* Begin PASSAGE SHOWN *

An equally neat inversion is to be found in Erewhon's `musical banks', beautiful buildings where Erewhonians pick up a few pieces of the, ostensibly revered, musical currency in order to be able to show them off, paying the institution of the banks lip-service (or, rather, wallet-service) much as some Victorians paid lip-service to the institution of the Church.
Later chapters of the book go on to attack the Universities of Unreason, the Erewhonians' notion of the world of the Unborn and notions of animal and even vegetable rights. One extended passage, ostensibly taken from The Erewhonian `Book of the Machines' is a witty and cunningly-argued warning against the inevitable `Rise of the Machines', using Darwinian logic and instances of what might now be seen as Dawkinsian `extended phenotypic effects'.

The product of such elements is a provocative and entertaining work. But it is far from perfect. Butler is too wrapped-up in the ideas he wishes to expound - some of which had already formed the basis for his earlier pamphlets and publications - to be over-concerned with character. The notional hero of the satire, Hicks, lacks the psychological depth of Swift's Gulliver: the chief motivations for his actions are the desire for cash and the desire for self-preservation, with a few hasty nods toward romantic interest. One certainly cannot imagine him experiencing any of the moments of self-revelation undergone by Gulliver. Other characters fare even worse, being drawn so sketchily that it is hard to remember anything about them beyond their names.

* End PASSAGE SHOWN *
* Begin ITEMS *

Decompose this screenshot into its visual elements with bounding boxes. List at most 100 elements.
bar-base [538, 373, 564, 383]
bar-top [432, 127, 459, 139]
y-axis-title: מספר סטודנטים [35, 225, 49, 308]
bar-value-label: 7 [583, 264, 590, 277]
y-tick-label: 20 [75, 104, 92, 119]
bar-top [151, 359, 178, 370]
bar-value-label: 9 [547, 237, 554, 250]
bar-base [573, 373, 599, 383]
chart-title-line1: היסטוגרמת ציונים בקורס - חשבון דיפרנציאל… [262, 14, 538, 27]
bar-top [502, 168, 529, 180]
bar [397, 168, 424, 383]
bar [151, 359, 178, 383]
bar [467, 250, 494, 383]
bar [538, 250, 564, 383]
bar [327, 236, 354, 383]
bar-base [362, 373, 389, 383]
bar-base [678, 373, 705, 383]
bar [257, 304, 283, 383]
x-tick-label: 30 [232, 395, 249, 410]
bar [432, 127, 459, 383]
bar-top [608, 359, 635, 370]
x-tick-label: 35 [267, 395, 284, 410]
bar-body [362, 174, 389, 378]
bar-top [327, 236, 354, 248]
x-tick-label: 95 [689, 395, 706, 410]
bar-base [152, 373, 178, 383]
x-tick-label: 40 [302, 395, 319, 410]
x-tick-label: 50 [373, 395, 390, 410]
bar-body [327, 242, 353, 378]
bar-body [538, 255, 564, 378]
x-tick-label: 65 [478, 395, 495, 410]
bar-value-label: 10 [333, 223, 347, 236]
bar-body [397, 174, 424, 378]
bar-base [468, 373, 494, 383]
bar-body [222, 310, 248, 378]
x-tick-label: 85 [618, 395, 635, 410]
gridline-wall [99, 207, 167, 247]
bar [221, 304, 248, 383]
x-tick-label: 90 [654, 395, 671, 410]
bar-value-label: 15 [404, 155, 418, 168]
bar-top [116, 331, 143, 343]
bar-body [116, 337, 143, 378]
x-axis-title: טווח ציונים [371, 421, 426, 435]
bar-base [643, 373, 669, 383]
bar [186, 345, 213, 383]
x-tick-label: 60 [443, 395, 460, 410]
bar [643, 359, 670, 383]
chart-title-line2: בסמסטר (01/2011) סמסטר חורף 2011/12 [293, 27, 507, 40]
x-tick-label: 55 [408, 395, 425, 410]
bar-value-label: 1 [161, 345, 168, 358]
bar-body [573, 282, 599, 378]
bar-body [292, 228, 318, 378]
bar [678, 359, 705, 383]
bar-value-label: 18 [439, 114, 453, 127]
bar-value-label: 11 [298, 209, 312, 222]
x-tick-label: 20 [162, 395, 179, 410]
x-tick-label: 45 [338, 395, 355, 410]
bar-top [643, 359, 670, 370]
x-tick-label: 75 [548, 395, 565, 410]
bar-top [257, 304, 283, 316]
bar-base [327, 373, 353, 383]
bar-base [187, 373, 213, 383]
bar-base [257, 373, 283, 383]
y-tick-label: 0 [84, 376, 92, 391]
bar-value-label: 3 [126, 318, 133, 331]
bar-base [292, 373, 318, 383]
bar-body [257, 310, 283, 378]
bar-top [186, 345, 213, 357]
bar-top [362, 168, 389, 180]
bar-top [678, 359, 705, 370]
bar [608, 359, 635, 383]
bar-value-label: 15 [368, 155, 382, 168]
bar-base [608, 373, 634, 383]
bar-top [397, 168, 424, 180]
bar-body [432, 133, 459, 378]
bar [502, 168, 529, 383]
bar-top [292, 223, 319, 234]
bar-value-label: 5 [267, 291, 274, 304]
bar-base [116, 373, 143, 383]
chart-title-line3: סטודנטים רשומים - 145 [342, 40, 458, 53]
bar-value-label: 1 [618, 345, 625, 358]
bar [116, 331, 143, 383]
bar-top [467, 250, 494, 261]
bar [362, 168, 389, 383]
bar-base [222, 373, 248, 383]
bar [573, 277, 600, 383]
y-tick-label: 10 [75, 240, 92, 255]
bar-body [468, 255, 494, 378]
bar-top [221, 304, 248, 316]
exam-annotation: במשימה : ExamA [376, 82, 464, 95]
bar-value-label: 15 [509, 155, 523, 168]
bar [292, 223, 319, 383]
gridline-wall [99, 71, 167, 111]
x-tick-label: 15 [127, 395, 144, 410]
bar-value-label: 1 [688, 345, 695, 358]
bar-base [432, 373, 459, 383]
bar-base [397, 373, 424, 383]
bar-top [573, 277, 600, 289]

* End ITEMS *

### EXERCISE INSTRUCTIONS
- A) Reproduce the part of the Erewhon review between "An equally neat" and "of the Church.", inclusive.
- B) List every phrase that the Erewhon review sets off in single quotation marks.

### RESPONSES TO THE TASKS
- A)
An equally neat inversion is to be found in Erewhon's `musical banks', beautiful buildings where Erewhonians pick up a few pieces of the, ostensibly revered, musical currency in order to be able to show them off, paying the institution of the banks lip-service (or, rather, wallet-service) much as some Victorians paid lip-service to the institution of the Church.

- B)
musical banks
Book of the Machines
Rise of the Machines
extended phenotypic effects